• _What the task asks_
Copy out lines with the word "values" from the material that follows.

Records from a collection of figures
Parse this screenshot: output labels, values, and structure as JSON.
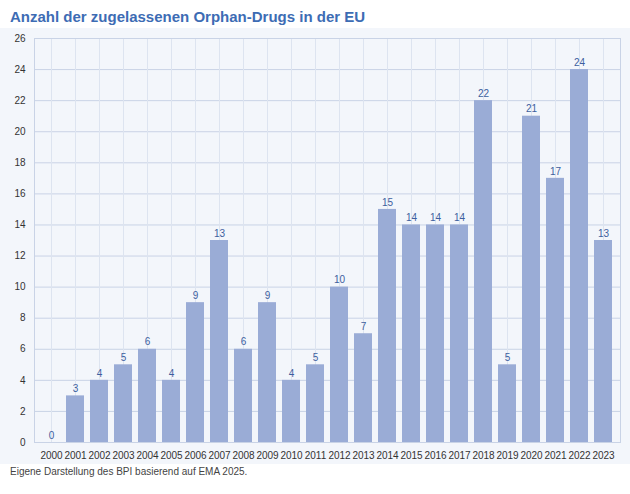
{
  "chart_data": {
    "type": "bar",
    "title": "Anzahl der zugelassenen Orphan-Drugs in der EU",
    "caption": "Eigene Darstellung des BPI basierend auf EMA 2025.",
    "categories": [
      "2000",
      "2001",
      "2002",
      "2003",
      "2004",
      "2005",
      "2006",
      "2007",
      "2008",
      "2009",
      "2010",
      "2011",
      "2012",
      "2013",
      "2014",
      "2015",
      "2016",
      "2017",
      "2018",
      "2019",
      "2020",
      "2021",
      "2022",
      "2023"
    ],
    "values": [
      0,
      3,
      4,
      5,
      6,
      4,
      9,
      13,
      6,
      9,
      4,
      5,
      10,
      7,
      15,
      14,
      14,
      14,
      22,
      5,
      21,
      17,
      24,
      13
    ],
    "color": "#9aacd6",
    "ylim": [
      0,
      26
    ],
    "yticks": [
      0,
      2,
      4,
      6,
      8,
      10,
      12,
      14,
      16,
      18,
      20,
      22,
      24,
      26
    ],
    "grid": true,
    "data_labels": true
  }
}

• _Answer to this task_
Parse this screenshot: output labels, values, and structure as JSON.
    "values": [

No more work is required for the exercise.